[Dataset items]

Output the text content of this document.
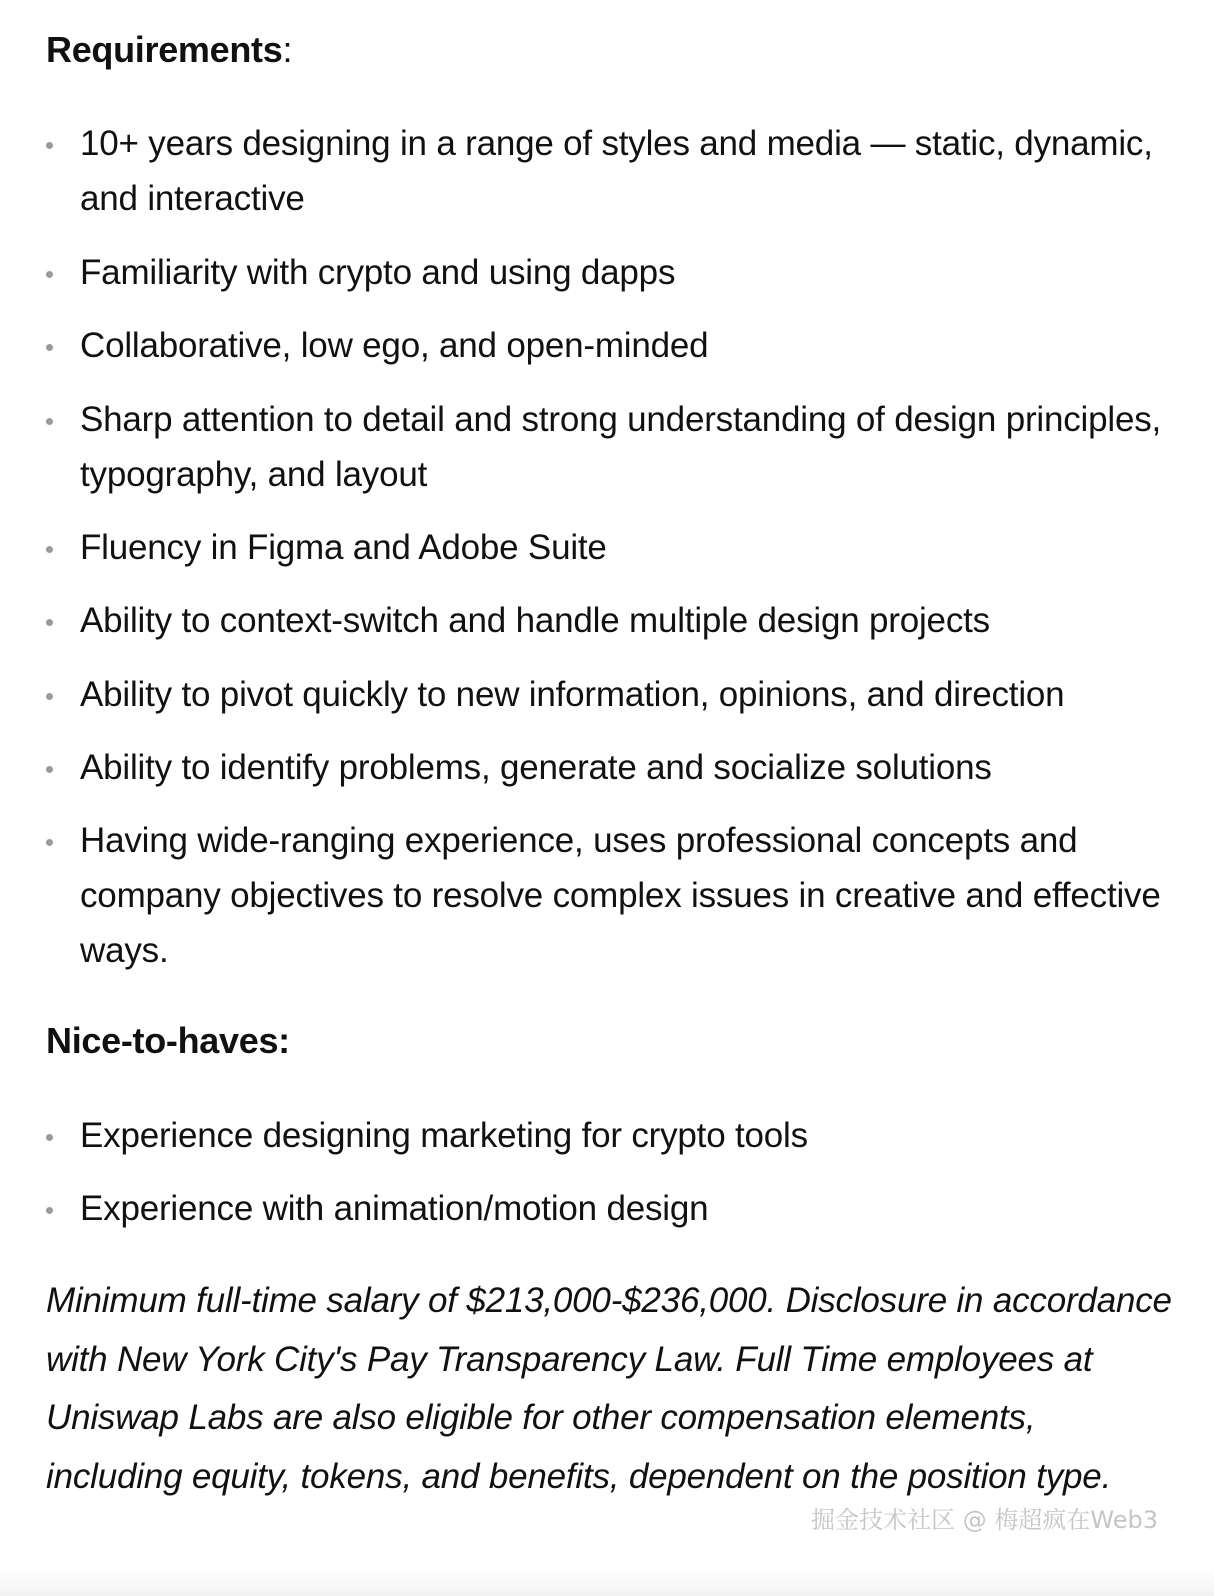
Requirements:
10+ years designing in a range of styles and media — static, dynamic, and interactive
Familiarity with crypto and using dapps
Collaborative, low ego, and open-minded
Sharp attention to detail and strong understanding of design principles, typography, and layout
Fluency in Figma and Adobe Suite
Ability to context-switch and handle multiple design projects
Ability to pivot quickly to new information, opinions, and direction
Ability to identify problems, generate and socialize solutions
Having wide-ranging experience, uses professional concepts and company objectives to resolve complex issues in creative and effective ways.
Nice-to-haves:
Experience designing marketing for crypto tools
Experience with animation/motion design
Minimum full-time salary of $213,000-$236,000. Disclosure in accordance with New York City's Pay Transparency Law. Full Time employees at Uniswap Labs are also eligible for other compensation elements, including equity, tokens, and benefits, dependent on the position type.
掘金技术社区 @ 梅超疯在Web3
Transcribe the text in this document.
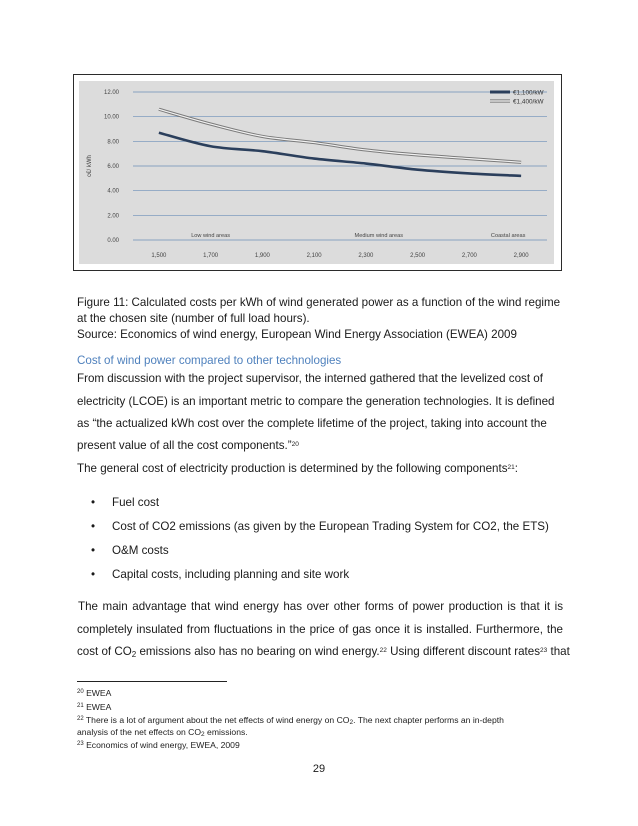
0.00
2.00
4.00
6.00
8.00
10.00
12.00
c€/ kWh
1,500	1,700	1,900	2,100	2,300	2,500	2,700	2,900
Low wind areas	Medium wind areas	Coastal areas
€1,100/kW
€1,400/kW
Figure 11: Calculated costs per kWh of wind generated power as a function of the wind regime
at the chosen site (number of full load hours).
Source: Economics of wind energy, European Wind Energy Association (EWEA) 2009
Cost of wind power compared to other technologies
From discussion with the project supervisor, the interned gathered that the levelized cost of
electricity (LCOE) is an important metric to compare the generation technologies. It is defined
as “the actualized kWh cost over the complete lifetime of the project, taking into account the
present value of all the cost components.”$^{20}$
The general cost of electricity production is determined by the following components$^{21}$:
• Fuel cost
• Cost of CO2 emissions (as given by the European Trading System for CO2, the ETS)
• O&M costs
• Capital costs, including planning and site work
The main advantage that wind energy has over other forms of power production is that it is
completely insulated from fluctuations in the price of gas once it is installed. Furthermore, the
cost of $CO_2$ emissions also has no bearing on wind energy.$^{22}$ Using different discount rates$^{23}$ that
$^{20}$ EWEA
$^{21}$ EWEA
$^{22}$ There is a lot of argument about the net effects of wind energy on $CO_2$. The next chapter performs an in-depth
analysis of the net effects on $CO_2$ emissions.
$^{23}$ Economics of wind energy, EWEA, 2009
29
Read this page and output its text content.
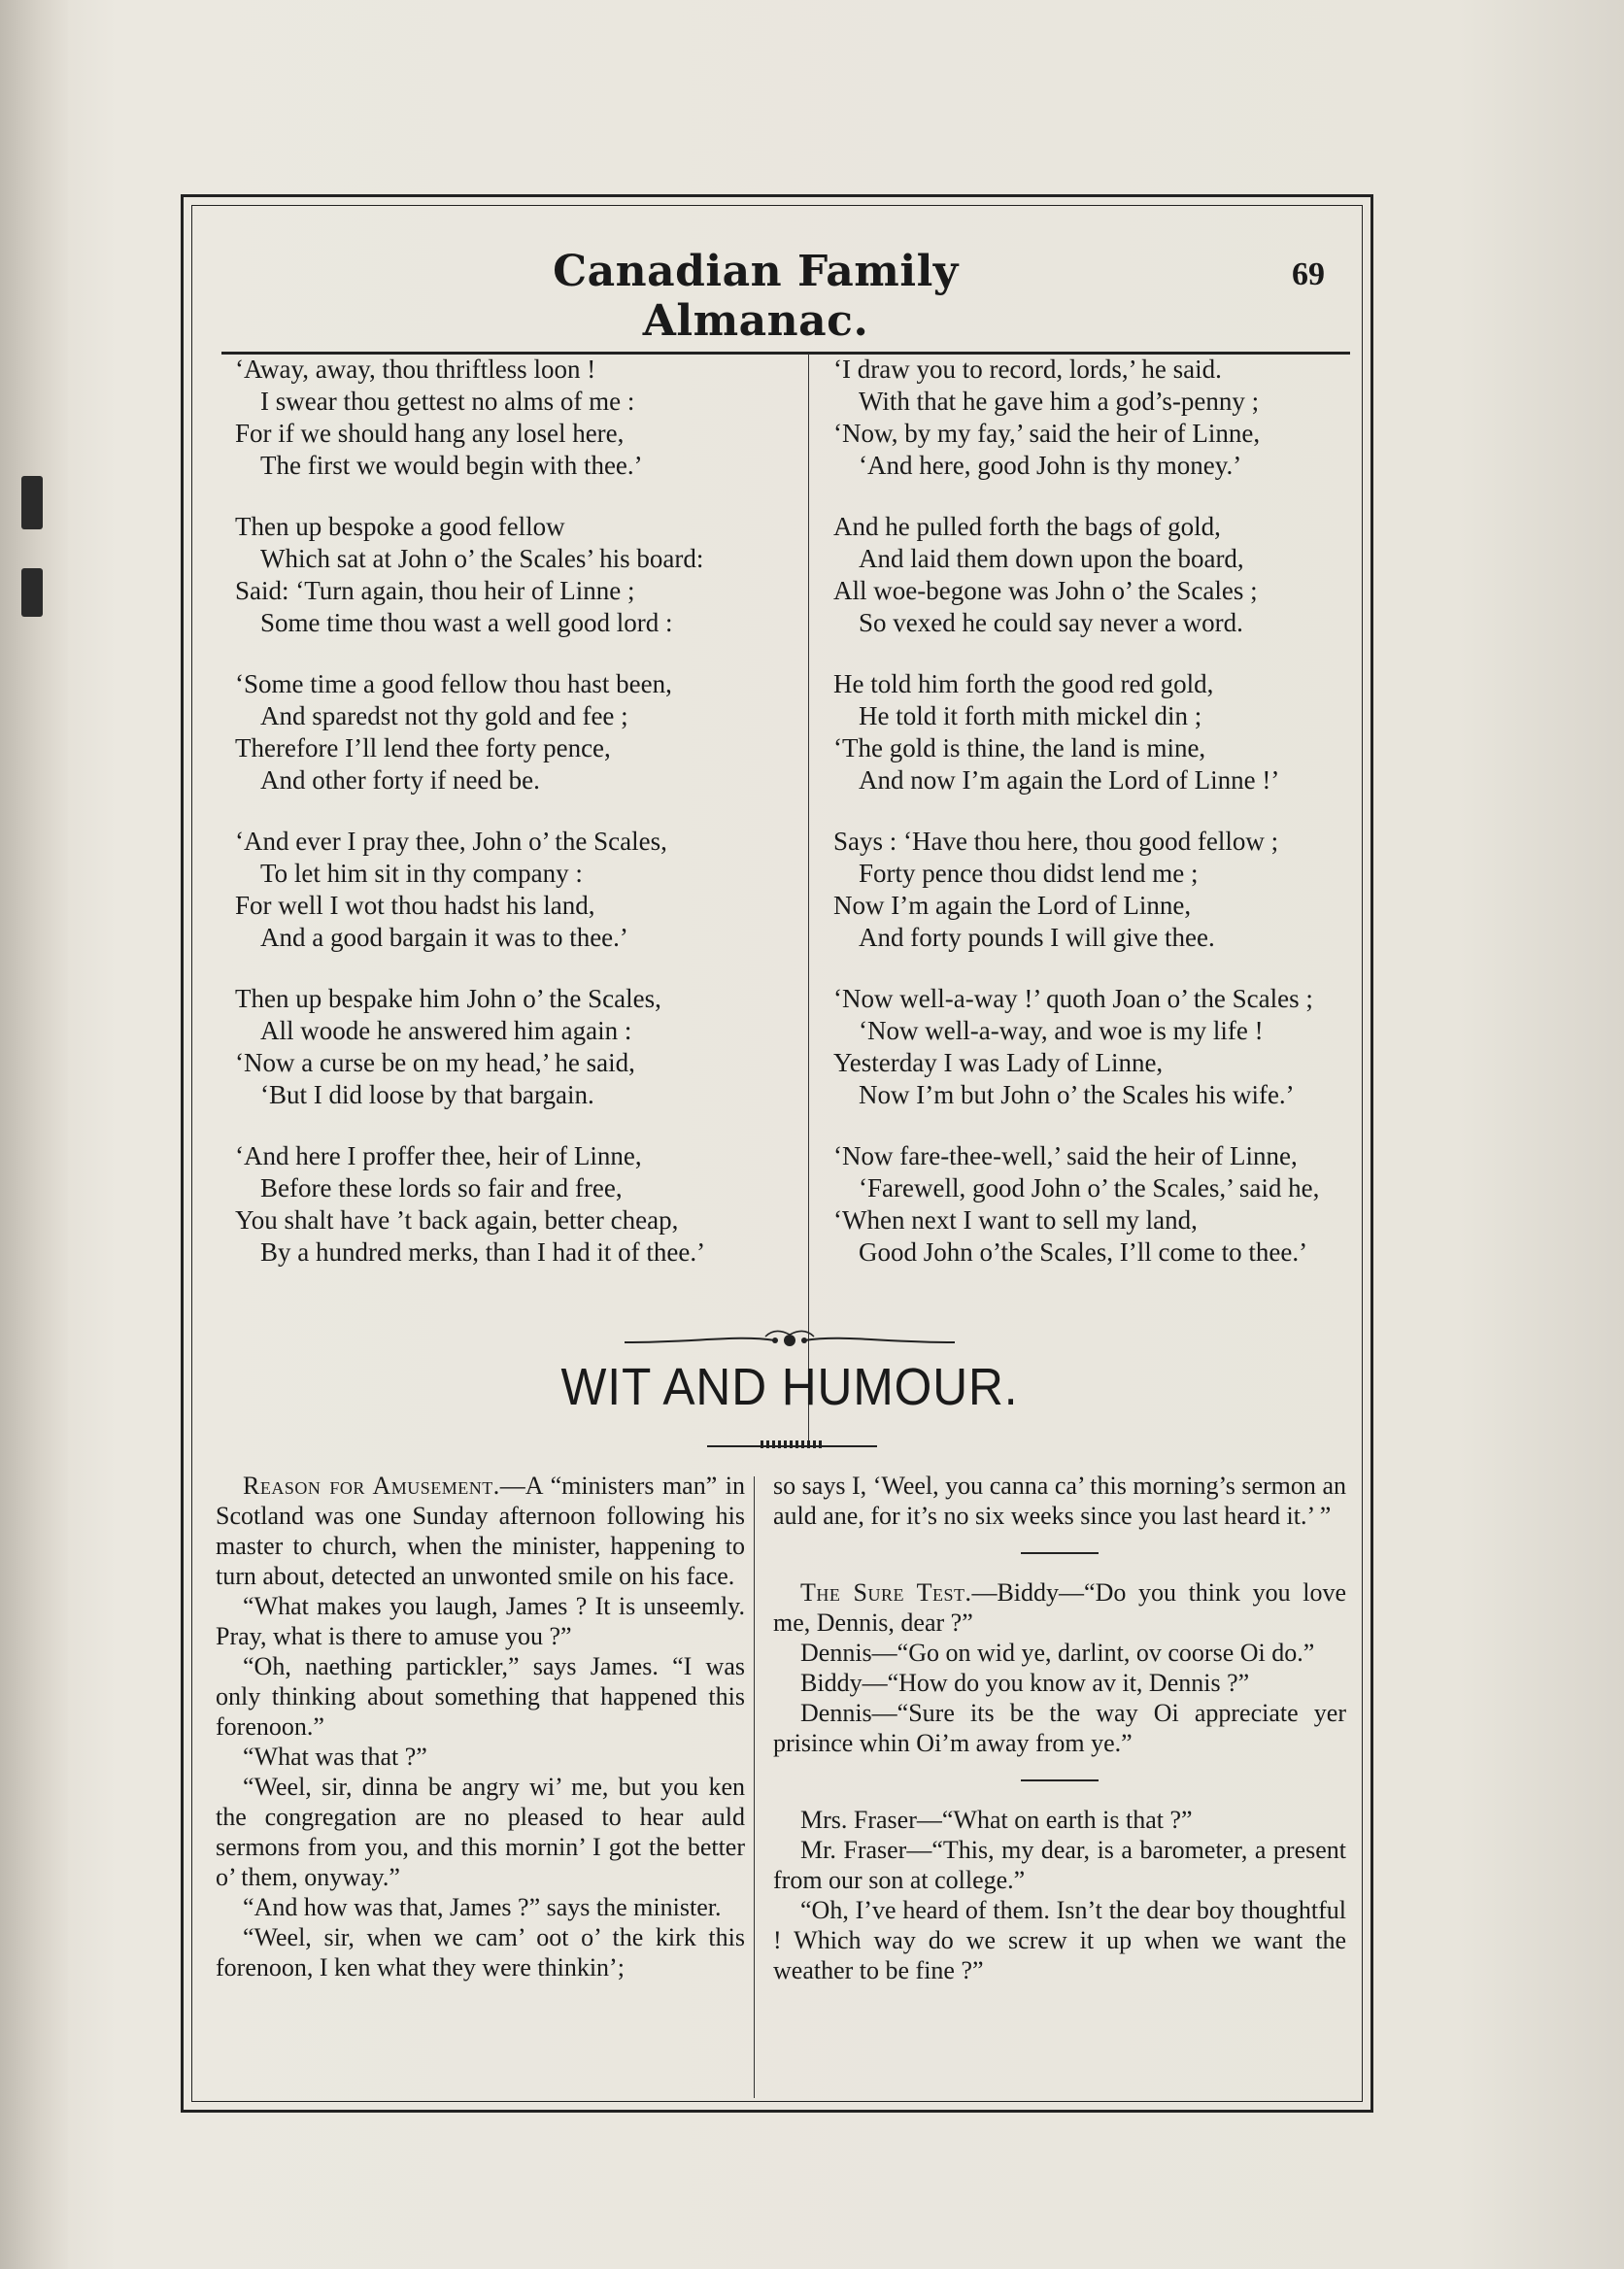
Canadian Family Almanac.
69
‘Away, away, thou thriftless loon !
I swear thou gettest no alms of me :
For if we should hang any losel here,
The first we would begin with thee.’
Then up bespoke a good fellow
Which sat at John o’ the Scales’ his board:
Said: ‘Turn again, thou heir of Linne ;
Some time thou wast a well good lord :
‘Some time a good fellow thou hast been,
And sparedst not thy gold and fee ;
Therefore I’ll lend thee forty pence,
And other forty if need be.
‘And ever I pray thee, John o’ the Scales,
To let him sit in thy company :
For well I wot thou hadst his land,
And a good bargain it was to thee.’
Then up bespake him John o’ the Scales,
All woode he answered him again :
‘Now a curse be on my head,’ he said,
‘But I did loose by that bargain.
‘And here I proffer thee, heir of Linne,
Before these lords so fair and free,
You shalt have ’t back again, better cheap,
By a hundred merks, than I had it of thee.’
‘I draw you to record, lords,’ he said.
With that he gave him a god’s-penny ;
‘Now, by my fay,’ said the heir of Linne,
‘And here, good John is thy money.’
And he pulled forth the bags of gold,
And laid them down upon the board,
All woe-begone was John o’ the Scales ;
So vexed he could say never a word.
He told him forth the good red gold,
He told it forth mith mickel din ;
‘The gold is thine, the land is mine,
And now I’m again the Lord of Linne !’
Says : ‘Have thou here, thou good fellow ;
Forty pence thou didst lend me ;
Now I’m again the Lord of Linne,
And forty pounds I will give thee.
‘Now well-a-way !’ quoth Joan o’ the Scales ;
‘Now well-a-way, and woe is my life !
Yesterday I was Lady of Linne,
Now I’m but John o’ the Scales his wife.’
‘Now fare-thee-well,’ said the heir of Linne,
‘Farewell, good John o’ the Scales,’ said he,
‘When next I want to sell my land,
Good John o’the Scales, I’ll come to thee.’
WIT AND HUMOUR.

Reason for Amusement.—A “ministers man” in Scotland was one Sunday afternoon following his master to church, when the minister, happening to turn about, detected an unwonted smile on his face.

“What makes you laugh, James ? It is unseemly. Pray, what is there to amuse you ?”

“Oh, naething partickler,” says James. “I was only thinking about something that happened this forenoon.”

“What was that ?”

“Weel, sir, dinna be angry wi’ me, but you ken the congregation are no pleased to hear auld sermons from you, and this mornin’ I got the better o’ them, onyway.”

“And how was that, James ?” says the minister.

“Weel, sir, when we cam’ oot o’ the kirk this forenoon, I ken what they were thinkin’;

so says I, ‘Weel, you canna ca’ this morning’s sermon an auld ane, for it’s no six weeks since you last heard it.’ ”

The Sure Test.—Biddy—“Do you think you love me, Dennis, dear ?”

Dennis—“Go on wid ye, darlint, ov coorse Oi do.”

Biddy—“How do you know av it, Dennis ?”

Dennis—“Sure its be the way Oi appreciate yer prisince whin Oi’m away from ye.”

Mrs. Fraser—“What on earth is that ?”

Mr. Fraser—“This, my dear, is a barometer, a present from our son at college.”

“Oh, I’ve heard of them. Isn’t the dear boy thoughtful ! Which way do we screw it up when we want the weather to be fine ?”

Exercise goal - Which lines hold the word "effects"? Copy all of them.

Task solution -
$^{22}$ There is a lot of argument about the net effects of wind energy on $CO_2$. The next chapter performs an in-depth
analysis of the net effects on $CO_2$ emissions.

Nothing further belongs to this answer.